- Prompt
Tally the lines in the listing below that contain "this" and report the tally alone.

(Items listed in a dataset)

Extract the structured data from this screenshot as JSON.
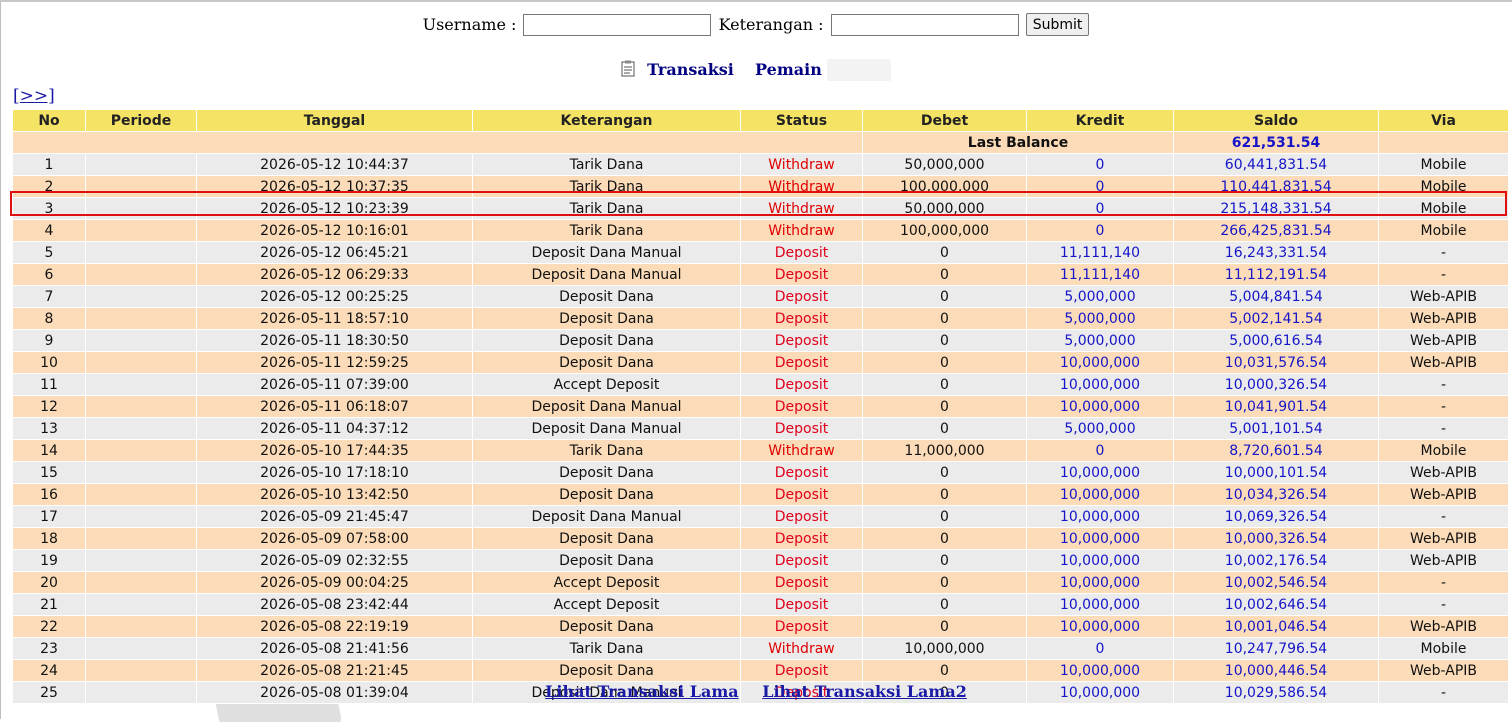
{
  "form": {
    "username_label": "Username :",
    "username_value": "",
    "keterangan_label": "Keterangan :",
    "keterangan_value": "",
    "submit_label": "Submit"
  },
  "title": {
    "transaksi": "Transaksi",
    "pemain": "Pemain"
  },
  "nav": {
    "next_label": "[>>]"
  },
  "table": {
    "headers": [
      "No",
      "Periode",
      "Tanggal",
      "Keterangan",
      "Status",
      "Debet",
      "Kredit",
      "Saldo",
      "Via"
    ],
    "last_balance_label": "Last Balance",
    "last_balance_value": "621,531.54",
    "rows": [
      {
        "no": "1",
        "periode": "",
        "tanggal": "2026-05-12 10:44:37",
        "keterangan": "Tarik Dana",
        "status": "Withdraw",
        "debet": "50,000,000",
        "kredit": "0",
        "saldo": "60,441,831.54",
        "via": "Mobile"
      },
      {
        "no": "2",
        "periode": "",
        "tanggal": "2026-05-12 10:37:35",
        "keterangan": "Tarik Dana",
        "status": "Withdraw",
        "debet": "100,000,000",
        "kredit": "0",
        "saldo": "110,441,831.54",
        "via": "Mobile"
      },
      {
        "no": "3",
        "periode": "",
        "tanggal": "2026-05-12 10:23:39",
        "keterangan": "Tarik Dana",
        "status": "Withdraw",
        "debet": "50,000,000",
        "kredit": "0",
        "saldo": "215,148,331.54",
        "via": "Mobile"
      },
      {
        "no": "4",
        "periode": "",
        "tanggal": "2026-05-12 10:16:01",
        "keterangan": "Tarik Dana",
        "status": "Withdraw",
        "debet": "100,000,000",
        "kredit": "0",
        "saldo": "266,425,831.54",
        "via": "Mobile"
      },
      {
        "no": "5",
        "periode": "",
        "tanggal": "2026-05-12 06:45:21",
        "keterangan": "Deposit Dana Manual",
        "status": "Deposit",
        "debet": "0",
        "kredit": "11,111,140",
        "saldo": "16,243,331.54",
        "via": "-"
      },
      {
        "no": "6",
        "periode": "",
        "tanggal": "2026-05-12 06:29:33",
        "keterangan": "Deposit Dana Manual",
        "status": "Deposit",
        "debet": "0",
        "kredit": "11,111,140",
        "saldo": "11,112,191.54",
        "via": "-"
      },
      {
        "no": "7",
        "periode": "",
        "tanggal": "2026-05-12 00:25:25",
        "keterangan": "Deposit Dana",
        "status": "Deposit",
        "debet": "0",
        "kredit": "5,000,000",
        "saldo": "5,004,841.54",
        "via": "Web-APIB"
      },
      {
        "no": "8",
        "periode": "",
        "tanggal": "2026-05-11 18:57:10",
        "keterangan": "Deposit Dana",
        "status": "Deposit",
        "debet": "0",
        "kredit": "5,000,000",
        "saldo": "5,002,141.54",
        "via": "Web-APIB"
      },
      {
        "no": "9",
        "periode": "",
        "tanggal": "2026-05-11 18:30:50",
        "keterangan": "Deposit Dana",
        "status": "Deposit",
        "debet": "0",
        "kredit": "5,000,000",
        "saldo": "5,000,616.54",
        "via": "Web-APIB"
      },
      {
        "no": "10",
        "periode": "",
        "tanggal": "2026-05-11 12:59:25",
        "keterangan": "Deposit Dana",
        "status": "Deposit",
        "debet": "0",
        "kredit": "10,000,000",
        "saldo": "10,031,576.54",
        "via": "Web-APIB"
      },
      {
        "no": "11",
        "periode": "",
        "tanggal": "2026-05-11 07:39:00",
        "keterangan": "Accept Deposit",
        "status": "Deposit",
        "debet": "0",
        "kredit": "10,000,000",
        "saldo": "10,000,326.54",
        "via": "-"
      },
      {
        "no": "12",
        "periode": "",
        "tanggal": "2026-05-11 06:18:07",
        "keterangan": "Deposit Dana Manual",
        "status": "Deposit",
        "debet": "0",
        "kredit": "10,000,000",
        "saldo": "10,041,901.54",
        "via": "-"
      },
      {
        "no": "13",
        "periode": "",
        "tanggal": "2026-05-11 04:37:12",
        "keterangan": "Deposit Dana Manual",
        "status": "Deposit",
        "debet": "0",
        "kredit": "5,000,000",
        "saldo": "5,001,101.54",
        "via": "-"
      },
      {
        "no": "14",
        "periode": "",
        "tanggal": "2026-05-10 17:44:35",
        "keterangan": "Tarik Dana",
        "status": "Withdraw",
        "debet": "11,000,000",
        "kredit": "0",
        "saldo": "8,720,601.54",
        "via": "Mobile"
      },
      {
        "no": "15",
        "periode": "",
        "tanggal": "2026-05-10 17:18:10",
        "keterangan": "Deposit Dana",
        "status": "Deposit",
        "debet": "0",
        "kredit": "10,000,000",
        "saldo": "10,000,101.54",
        "via": "Web-APIB"
      },
      {
        "no": "16",
        "periode": "",
        "tanggal": "2026-05-10 13:42:50",
        "keterangan": "Deposit Dana",
        "status": "Deposit",
        "debet": "0",
        "kredit": "10,000,000",
        "saldo": "10,034,326.54",
        "via": "Web-APIB"
      },
      {
        "no": "17",
        "periode": "",
        "tanggal": "2026-05-09 21:45:47",
        "keterangan": "Deposit Dana Manual",
        "status": "Deposit",
        "debet": "0",
        "kredit": "10,000,000",
        "saldo": "10,069,326.54",
        "via": "-"
      },
      {
        "no": "18",
        "periode": "",
        "tanggal": "2026-05-09 07:58:00",
        "keterangan": "Deposit Dana",
        "status": "Deposit",
        "debet": "0",
        "kredit": "10,000,000",
        "saldo": "10,000,326.54",
        "via": "Web-APIB"
      },
      {
        "no": "19",
        "periode": "",
        "tanggal": "2026-05-09 02:32:55",
        "keterangan": "Deposit Dana",
        "status": "Deposit",
        "debet": "0",
        "kredit": "10,000,000",
        "saldo": "10,002,176.54",
        "via": "Web-APIB"
      },
      {
        "no": "20",
        "periode": "",
        "tanggal": "2026-05-09 00:04:25",
        "keterangan": "Accept Deposit",
        "status": "Deposit",
        "debet": "0",
        "kredit": "10,000,000",
        "saldo": "10,002,546.54",
        "via": "-"
      },
      {
        "no": "21",
        "periode": "",
        "tanggal": "2026-05-08 23:42:44",
        "keterangan": "Accept Deposit",
        "status": "Deposit",
        "debet": "0",
        "kredit": "10,000,000",
        "saldo": "10,002,646.54",
        "via": "-"
      },
      {
        "no": "22",
        "periode": "",
        "tanggal": "2026-05-08 22:19:19",
        "keterangan": "Deposit Dana",
        "status": "Deposit",
        "debet": "0",
        "kredit": "10,000,000",
        "saldo": "10,001,046.54",
        "via": "Web-APIB"
      },
      {
        "no": "23",
        "periode": "",
        "tanggal": "2026-05-08 21:41:56",
        "keterangan": "Tarik Dana",
        "status": "Withdraw",
        "debet": "10,000,000",
        "kredit": "0",
        "saldo": "10,247,796.54",
        "via": "Mobile"
      },
      {
        "no": "24",
        "periode": "",
        "tanggal": "2026-05-08 21:21:45",
        "keterangan": "Deposit Dana",
        "status": "Deposit",
        "debet": "0",
        "kredit": "10,000,000",
        "saldo": "10,000,446.54",
        "via": "Web-APIB"
      },
      {
        "no": "25",
        "periode": "",
        "tanggal": "2026-05-08 01:39:04",
        "keterangan": "Deposit Dana Manual",
        "status": "Deposit",
        "debet": "0",
        "kredit": "10,000,000",
        "saldo": "10,029,586.54",
        "via": "-"
      }
    ]
  },
  "footer": {
    "link1": "Lihat Transaksi Lama",
    "link2": "Lihat Transaksi Lama2"
  },
  "colors": {
    "header_bg": "#f5e366",
    "row_odd": "#ebebeb",
    "row_even": "#fcdcb8",
    "withdraw": "#e00000",
    "deposit": "#e0001a",
    "link": "#1a1aa6",
    "highlight": "#e01010"
  }
}
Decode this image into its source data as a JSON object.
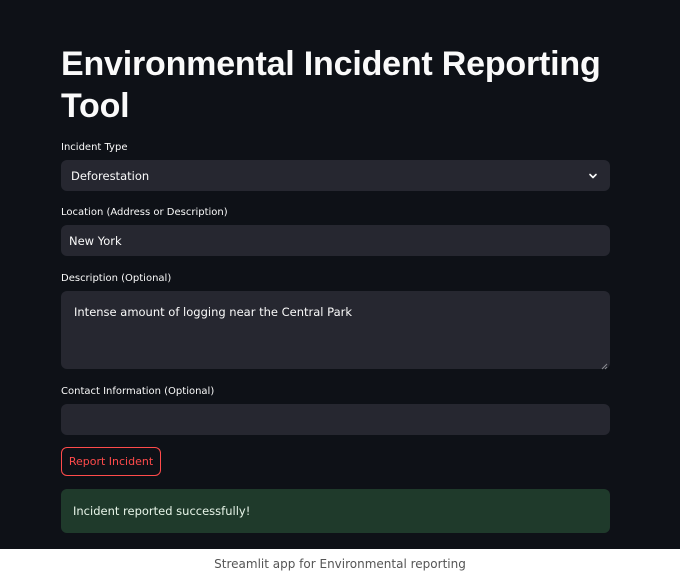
{
  "page": {
    "title": "Environmental Incident Reporting Tool"
  },
  "form": {
    "incident_type": {
      "label": "Incident Type",
      "value": "Deforestation"
    },
    "location": {
      "label": "Location (Address or Description)",
      "value": "New York"
    },
    "description": {
      "label": "Description (Optional)",
      "value": "Intense amount of logging near the Central Park"
    },
    "contact": {
      "label": "Contact Information (Optional)",
      "value": ""
    },
    "submit_label": "Report Incident"
  },
  "status": {
    "message": "Incident reported successfully!"
  },
  "caption": "Streamlit app for Environmental reporting",
  "colors": {
    "background": "#0e1117",
    "field": "#262730",
    "accent": "#ff4b4b",
    "success_bg": "#1f3a2b"
  }
}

- Answer in full
2